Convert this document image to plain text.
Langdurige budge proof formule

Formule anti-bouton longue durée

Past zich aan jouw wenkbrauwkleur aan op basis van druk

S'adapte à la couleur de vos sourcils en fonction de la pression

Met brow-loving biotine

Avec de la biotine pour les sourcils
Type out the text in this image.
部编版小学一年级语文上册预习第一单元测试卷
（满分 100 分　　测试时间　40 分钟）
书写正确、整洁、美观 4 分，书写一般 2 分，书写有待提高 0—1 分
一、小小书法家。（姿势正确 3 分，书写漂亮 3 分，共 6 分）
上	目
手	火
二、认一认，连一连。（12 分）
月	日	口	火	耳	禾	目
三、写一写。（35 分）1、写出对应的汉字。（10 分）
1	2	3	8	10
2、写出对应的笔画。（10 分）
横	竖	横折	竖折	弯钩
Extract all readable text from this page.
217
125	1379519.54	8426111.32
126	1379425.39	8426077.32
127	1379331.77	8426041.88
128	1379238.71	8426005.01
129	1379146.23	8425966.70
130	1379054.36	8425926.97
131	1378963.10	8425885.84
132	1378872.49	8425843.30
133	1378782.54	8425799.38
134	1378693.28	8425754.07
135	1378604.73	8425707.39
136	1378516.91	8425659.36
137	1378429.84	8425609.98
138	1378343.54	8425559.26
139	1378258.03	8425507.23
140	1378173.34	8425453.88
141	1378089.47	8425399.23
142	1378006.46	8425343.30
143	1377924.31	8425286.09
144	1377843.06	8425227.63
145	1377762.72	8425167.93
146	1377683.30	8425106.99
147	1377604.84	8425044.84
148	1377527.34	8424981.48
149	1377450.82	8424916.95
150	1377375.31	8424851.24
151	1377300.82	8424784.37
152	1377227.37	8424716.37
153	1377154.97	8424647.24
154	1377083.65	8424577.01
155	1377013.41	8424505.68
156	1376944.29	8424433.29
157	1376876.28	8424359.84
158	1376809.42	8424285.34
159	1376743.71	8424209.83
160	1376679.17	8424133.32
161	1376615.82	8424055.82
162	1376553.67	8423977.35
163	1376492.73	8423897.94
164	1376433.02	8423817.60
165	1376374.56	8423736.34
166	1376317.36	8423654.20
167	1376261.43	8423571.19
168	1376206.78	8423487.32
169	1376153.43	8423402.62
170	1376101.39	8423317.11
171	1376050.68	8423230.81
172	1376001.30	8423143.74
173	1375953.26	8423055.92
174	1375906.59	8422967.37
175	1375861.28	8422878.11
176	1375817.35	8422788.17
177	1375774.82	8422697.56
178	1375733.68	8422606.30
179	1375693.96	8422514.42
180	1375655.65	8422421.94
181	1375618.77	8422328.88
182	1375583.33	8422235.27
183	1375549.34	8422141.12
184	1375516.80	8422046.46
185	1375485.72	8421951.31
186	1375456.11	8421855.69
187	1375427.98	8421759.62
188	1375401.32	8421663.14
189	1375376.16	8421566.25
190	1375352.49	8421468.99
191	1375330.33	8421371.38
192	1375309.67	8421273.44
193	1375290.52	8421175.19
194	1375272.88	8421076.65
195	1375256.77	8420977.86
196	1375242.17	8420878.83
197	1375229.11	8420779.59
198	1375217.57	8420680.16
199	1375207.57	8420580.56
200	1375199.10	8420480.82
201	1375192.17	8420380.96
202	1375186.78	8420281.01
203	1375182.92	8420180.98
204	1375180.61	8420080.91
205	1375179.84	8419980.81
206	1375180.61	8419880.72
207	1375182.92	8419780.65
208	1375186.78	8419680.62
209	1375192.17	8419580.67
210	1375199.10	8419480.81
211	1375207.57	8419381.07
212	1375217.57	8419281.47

------------------------------------------------

§ **WHAT YOU SHOULD DO**
In the material above, tally every line with the string "this" in it, then give that number alone.

§ **TASK OUTPUT**
3